• [Recorded information]

◇ ◇ ◇ ◇

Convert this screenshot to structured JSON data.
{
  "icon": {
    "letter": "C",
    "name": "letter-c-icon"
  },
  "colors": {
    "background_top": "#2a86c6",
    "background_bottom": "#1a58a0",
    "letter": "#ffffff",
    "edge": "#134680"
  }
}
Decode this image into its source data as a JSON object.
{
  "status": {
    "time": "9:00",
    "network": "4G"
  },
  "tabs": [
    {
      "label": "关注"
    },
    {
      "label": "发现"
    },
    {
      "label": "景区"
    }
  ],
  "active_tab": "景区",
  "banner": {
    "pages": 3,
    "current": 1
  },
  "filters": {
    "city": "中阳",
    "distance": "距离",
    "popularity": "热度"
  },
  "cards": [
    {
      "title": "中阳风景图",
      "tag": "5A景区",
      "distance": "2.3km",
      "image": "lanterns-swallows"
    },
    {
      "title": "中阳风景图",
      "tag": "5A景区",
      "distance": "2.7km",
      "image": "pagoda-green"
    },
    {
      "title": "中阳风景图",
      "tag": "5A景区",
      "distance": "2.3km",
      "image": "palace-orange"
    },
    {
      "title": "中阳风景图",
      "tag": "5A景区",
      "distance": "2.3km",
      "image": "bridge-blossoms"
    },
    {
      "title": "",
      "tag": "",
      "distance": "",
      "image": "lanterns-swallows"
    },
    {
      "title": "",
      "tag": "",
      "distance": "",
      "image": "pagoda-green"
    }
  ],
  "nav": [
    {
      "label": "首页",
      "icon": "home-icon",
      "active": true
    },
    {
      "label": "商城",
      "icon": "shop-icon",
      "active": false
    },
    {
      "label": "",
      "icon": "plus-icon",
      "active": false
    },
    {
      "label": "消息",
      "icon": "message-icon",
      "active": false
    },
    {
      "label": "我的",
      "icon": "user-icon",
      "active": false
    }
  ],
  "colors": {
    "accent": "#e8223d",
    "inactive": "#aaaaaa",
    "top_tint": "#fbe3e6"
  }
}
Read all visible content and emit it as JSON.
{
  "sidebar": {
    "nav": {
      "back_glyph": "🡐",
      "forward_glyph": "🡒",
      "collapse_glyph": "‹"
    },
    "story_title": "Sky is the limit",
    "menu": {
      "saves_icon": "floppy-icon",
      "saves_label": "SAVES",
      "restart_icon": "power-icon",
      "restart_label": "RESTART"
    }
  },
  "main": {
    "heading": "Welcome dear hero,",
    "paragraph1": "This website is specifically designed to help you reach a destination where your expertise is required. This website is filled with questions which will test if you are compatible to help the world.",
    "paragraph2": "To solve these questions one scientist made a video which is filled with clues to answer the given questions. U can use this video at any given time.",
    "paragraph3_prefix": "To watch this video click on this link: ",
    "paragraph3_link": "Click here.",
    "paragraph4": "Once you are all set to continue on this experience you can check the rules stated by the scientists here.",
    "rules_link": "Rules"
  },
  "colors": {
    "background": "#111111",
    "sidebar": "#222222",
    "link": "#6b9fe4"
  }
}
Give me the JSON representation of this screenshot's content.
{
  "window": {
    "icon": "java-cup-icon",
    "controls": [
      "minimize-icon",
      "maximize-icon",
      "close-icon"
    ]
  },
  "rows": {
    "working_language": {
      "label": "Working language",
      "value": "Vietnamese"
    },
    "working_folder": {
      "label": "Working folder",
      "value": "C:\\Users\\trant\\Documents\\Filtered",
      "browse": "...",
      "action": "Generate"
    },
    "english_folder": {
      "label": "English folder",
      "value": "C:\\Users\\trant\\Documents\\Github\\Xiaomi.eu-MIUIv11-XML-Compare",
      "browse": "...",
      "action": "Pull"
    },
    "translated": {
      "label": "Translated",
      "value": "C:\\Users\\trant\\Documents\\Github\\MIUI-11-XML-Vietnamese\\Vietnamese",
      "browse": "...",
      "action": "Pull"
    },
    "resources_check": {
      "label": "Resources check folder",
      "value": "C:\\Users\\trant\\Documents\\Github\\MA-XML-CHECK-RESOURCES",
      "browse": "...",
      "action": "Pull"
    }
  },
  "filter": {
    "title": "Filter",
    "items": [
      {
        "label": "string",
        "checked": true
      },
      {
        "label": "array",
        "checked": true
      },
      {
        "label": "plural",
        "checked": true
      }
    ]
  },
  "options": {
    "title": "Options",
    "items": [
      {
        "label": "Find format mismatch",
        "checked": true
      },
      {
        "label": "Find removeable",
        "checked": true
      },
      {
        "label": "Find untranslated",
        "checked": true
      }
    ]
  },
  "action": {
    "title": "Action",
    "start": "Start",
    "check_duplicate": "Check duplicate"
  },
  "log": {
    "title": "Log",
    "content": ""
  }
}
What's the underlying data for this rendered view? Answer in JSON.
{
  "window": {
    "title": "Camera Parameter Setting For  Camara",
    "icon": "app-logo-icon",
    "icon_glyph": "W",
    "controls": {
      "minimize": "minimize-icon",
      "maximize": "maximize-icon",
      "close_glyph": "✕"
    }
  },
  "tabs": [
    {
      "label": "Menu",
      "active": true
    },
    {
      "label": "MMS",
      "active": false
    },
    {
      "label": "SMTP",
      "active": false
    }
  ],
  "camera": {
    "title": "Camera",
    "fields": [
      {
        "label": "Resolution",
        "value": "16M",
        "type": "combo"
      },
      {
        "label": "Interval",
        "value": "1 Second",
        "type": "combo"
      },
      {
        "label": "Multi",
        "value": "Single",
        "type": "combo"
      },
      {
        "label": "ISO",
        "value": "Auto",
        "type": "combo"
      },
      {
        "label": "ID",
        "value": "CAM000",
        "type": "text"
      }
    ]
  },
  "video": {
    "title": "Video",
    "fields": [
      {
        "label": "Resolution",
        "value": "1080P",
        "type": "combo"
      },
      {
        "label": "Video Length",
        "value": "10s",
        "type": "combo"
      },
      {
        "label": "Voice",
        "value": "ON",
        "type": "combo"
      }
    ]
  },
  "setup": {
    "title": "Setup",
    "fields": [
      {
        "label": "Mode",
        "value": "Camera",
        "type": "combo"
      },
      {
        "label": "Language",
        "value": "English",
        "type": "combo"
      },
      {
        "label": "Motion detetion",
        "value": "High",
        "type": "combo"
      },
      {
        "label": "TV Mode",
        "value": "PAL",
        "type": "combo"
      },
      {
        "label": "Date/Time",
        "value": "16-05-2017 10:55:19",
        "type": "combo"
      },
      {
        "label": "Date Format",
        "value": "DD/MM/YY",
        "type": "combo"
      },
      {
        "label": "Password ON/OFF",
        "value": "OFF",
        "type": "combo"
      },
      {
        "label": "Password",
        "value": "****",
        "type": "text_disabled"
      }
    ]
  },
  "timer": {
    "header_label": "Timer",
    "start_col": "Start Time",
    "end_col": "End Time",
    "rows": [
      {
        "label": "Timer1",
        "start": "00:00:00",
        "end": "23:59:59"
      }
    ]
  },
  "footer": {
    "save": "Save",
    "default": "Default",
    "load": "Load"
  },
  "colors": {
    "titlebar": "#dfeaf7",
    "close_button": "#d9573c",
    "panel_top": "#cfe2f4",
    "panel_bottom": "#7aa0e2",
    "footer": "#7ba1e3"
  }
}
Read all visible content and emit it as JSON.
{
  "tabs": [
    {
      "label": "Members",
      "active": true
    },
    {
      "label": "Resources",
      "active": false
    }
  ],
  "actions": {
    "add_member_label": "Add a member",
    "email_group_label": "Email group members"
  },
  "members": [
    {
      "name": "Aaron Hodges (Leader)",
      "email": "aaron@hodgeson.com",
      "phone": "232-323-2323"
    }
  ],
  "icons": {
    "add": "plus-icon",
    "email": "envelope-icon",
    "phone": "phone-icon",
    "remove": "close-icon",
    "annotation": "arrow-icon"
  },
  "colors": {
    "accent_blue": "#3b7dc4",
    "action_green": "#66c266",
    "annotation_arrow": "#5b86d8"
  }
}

◇ ◇ ◇ ◇

• [Exercise goal]
Copy out the full material exactly as it appears.

• [Full answer]
Convert this screenshot to structured JSON data.
{
  "icon": {
    "letter": "C",
    "name": "letter-c-icon"
  },
  "colors": {
    "background_top": "#2a86c6",
    "background_bottom": "#1a58a0",
    "letter": "#ffffff",
    "edge": "#134680"
  }
}
Decode this image into its source data as a JSON object.
{
  "status": {
    "time": "9:00",
    "network": "4G"
  },
  "tabs": [
    {
      "label": "关注"
    },
    {
      "label": "发现"
    },
    {
      "label": "景区"
    }
  ],
  "active_tab": "景区",
  "banner": {
    "pages": 3,
    "current": 1
  },
  "filters": {
    "city": "中阳",
    "distance": "距离",
    "popularity": "热度"
  },
  "cards": [
    {
      "title": "中阳风景图",
      "tag": "5A景区",
      "distance": "2.3km",
      "image": "lanterns-swallows"
    },
    {
      "title": "中阳风景图",
      "tag": "5A景区",
      "distance": "2.7km",
      "image": "pagoda-green"
    },
    {
      "title": "中阳风景图",
      "tag": "5A景区",
      "distance": "2.3km",
      "image": "palace-orange"
    },
    {
      "title": "中阳风景图",
      "tag": "5A景区",
      "distance": "2.3km",
      "image": "bridge-blossoms"
    },
    {
      "title": "",
      "tag": "",
      "distance": "",
      "image": "lanterns-swallows"
    },
    {
      "title": "",
      "tag": "",
      "distance": "",
      "image": "pagoda-green"
    }
  ],
  "nav": [
    {
      "label": "首页",
      "icon": "home-icon",
      "active": true
    },
    {
      "label": "商城",
      "icon": "shop-icon",
      "active": false
    },
    {
      "label": "",
      "icon": "plus-icon",
      "active": false
    },
    {
      "label": "消息",
      "icon": "message-icon",
      "active": false
    },
    {
      "label": "我的",
      "icon": "user-icon",
      "active": false
    }
  ],
  "colors": {
    "accent": "#e8223d",
    "inactive": "#aaaaaa",
    "top_tint": "#fbe3e6"
  }
}
Read all visible content and emit it as JSON.
{
  "sidebar": {
    "nav": {
      "back_glyph": "🡐",
      "forward_glyph": "🡒",
      "collapse_glyph": "‹"
    },
    "story_title": "Sky is the limit",
    "menu": {
      "saves_icon": "floppy-icon",
      "saves_label": "SAVES",
      "restart_icon": "power-icon",
      "restart_label": "RESTART"
    }
  },
  "main": {
    "heading": "Welcome dear hero,",
    "paragraph1": "This website is specifically designed to help you reach a destination where your expertise is required. This website is filled with questions which will test if you are compatible to help the world.",
    "paragraph2": "To solve these questions one scientist made a video which is filled with clues to answer the given questions. U can use this video at any given time.",
    "paragraph3_prefix": "To watch this video click on this link: ",
    "paragraph3_link": "Click here.",
    "paragraph4": "Once you are all set to continue on this experience you can check the rules stated by the scientists here.",
    "rules_link": "Rules"
  },
  "colors": {
    "background": "#111111",
    "sidebar": "#222222",
    "link": "#6b9fe4"
  }
}
Give me the JSON representation of this screenshot's content.
{
  "window": {
    "icon": "java-cup-icon",
    "controls": [
      "minimize-icon",
      "maximize-icon",
      "close-icon"
    ]
  },
  "rows": {
    "working_language": {
      "label": "Working language",
      "value": "Vietnamese"
    },
    "working_folder": {
      "label": "Working folder",
      "value": "C:\\Users\\trant\\Documents\\Filtered",
      "browse": "...",
      "action": "Generate"
    },
    "english_folder": {
      "label": "English folder",
      "value": "C:\\Users\\trant\\Documents\\Github\\Xiaomi.eu-MIUIv11-XML-Compare",
      "browse": "...",
      "action": "Pull"
    },
    "translated": {
      "label": "Translated",
      "value": "C:\\Users\\trant\\Documents\\Github\\MIUI-11-XML-Vietnamese\\Vietnamese",
      "browse": "...",
      "action": "Pull"
    },
    "resources_check": {
      "label": "Resources check folder",
      "value": "C:\\Users\\trant\\Documents\\Github\\MA-XML-CHECK-RESOURCES",
      "browse": "...",
      "action": "Pull"
    }
  },
  "filter": {
    "title": "Filter",
    "items": [
      {
        "label": "string",
        "checked": true
      },
      {
        "label": "array",
        "checked": true
      },
      {
        "label": "plural",
        "checked": true
      }
    ]
  },
  "options": {
    "title": "Options",
    "items": [
      {
        "label": "Find format mismatch",
        "checked": true
      },
      {
        "label": "Find removeable",
        "checked": true
      },
      {
        "label": "Find untranslated",
        "checked": true
      }
    ]
  },
  "action": {
    "title": "Action",
    "start": "Start",
    "check_duplicate": "Check duplicate"
  },
  "log": {
    "title": "Log",
    "content": ""
  }
}
What's the underlying data for this rendered view? Answer in JSON.
{
  "window": {
    "title": "Camera Parameter Setting For  Camara",
    "icon": "app-logo-icon",
    "icon_glyph": "W",
    "controls": {
      "minimize": "minimize-icon",
      "maximize": "maximize-icon",
      "close_glyph": "✕"
    }
  },
  "tabs": [
    {
      "label": "Menu",
      "active": true
    },
    {
      "label": "MMS",
      "active": false
    },
    {
      "label": "SMTP",
      "active": false
    }
  ],
  "camera": {
    "title": "Camera",
    "fields": [
      {
        "label": "Resolution",
        "value": "16M",
        "type": "combo"
      },
      {
        "label": "Interval",
        "value": "1 Second",
        "type": "combo"
      },
      {
        "label": "Multi",
        "value": "Single",
        "type": "combo"
      },
      {
        "label": "ISO",
        "value": "Auto",
        "type": "combo"
      },
      {
        "label": "ID",
        "value": "CAM000",
        "type": "text"
      }
    ]
  },
  "video": {
    "title": "Video",
    "fields": [
      {
        "label": "Resolution",
        "value": "1080P",
        "type": "combo"
      },
      {
        "label": "Video Length",
        "value": "10s",
        "type": "combo"
      },
      {
        "label": "Voice",
        "value": "ON",
        "type": "combo"
      }
    ]
  },
  "setup": {
    "title": "Setup",
    "fields": [
      {
        "label": "Mode",
        "value": "Camera",
        "type": "combo"
      },
      {
        "label": "Language",
        "value": "English",
        "type": "combo"
      },
      {
        "label": "Motion detetion",
        "value": "High",
        "type": "combo"
      },
      {
        "label": "TV Mode",
        "value": "PAL",
        "type": "combo"
      },
      {
        "label": "Date/Time",
        "value": "16-05-2017 10:55:19",
        "type": "combo"
      },
      {
        "label": "Date Format",
        "value": "DD/MM/YY",
        "type": "combo"
      },
      {
        "label": "Password ON/OFF",
        "value": "OFF",
        "type": "combo"
      },
      {
        "label": "Password",
        "value": "****",
        "type": "text_disabled"
      }
    ]
  },
  "timer": {
    "header_label": "Timer",
    "start_col": "Start Time",
    "end_col": "End Time",
    "rows": [
      {
        "label": "Timer1",
        "start": "00:00:00",
        "end": "23:59:59"
      }
    ]
  },
  "footer": {
    "save": "Save",
    "default": "Default",
    "load": "Load"
  },
  "colors": {
    "titlebar": "#dfeaf7",
    "close_button": "#d9573c",
    "panel_top": "#cfe2f4",
    "panel_bottom": "#7aa0e2",
    "footer": "#7ba1e3"
  }
}
Read all visible content and emit it as JSON.
{
  "tabs": [
    {
      "label": "Members",
      "active": true
    },
    {
      "label": "Resources",
      "active": false
    }
  ],
  "actions": {
    "add_member_label": "Add a member",
    "email_group_label": "Email group members"
  },
  "members": [
    {
      "name": "Aaron Hodges (Leader)",
      "email": "aaron@hodgeson.com",
      "phone": "232-323-2323"
    }
  ],
  "icons": {
    "add": "plus-icon",
    "email": "envelope-icon",
    "phone": "phone-icon",
    "remove": "close-icon",
    "annotation": "arrow-icon"
  },
  "colors": {
    "accent_blue": "#3b7dc4",
    "action_green": "#66c266",
    "annotation_arrow": "#5b86d8"
  }
}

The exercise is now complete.